- _TASK REQUIREMENTS_
Work out how many lines of the listing hold the string "Activity". Answer with that number alone.

- _PROVIDED DATA_

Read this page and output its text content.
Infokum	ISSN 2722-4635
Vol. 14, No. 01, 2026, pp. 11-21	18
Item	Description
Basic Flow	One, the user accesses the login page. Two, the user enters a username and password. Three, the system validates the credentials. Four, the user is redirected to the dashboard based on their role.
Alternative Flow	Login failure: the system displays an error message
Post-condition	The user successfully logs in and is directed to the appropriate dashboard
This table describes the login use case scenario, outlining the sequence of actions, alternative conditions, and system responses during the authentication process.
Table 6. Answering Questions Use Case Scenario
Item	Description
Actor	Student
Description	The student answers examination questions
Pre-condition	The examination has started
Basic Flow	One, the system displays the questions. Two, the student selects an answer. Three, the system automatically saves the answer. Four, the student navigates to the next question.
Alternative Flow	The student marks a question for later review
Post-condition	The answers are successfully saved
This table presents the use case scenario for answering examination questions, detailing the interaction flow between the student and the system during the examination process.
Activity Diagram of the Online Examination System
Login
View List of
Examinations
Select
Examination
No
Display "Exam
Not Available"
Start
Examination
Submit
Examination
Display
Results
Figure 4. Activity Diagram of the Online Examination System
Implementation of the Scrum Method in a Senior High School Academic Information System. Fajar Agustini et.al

--

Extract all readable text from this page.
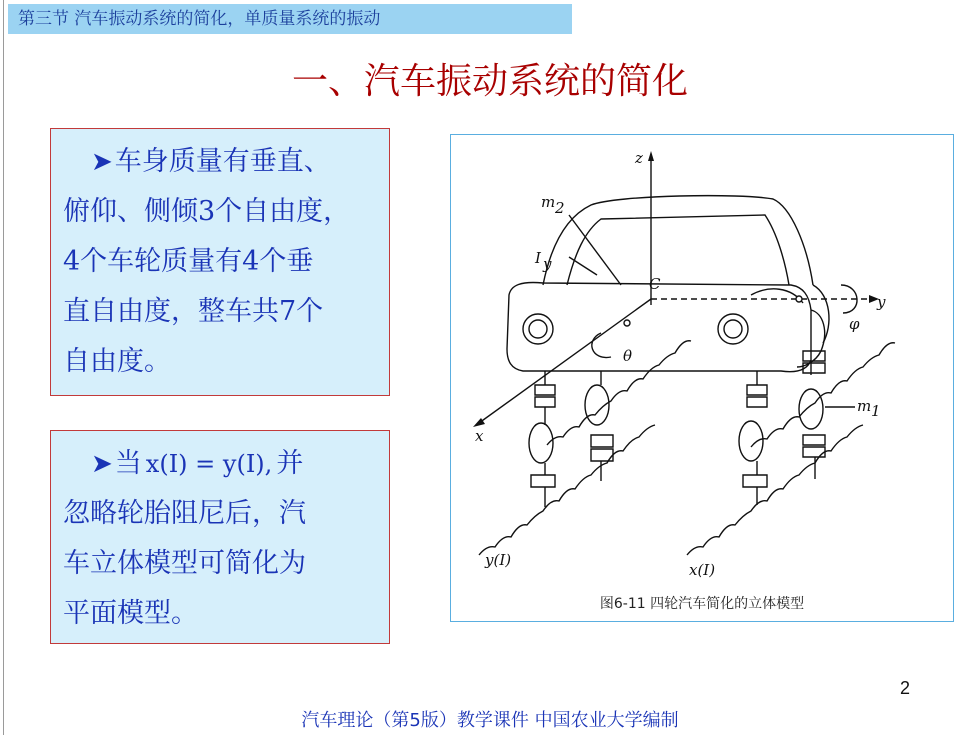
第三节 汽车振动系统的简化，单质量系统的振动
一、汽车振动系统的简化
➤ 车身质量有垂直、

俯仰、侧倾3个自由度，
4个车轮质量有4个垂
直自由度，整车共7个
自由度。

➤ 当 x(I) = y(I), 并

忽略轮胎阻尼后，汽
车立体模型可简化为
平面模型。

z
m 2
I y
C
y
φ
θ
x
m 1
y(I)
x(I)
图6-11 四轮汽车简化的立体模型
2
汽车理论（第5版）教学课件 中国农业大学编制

- _TASK SOLUTION_
2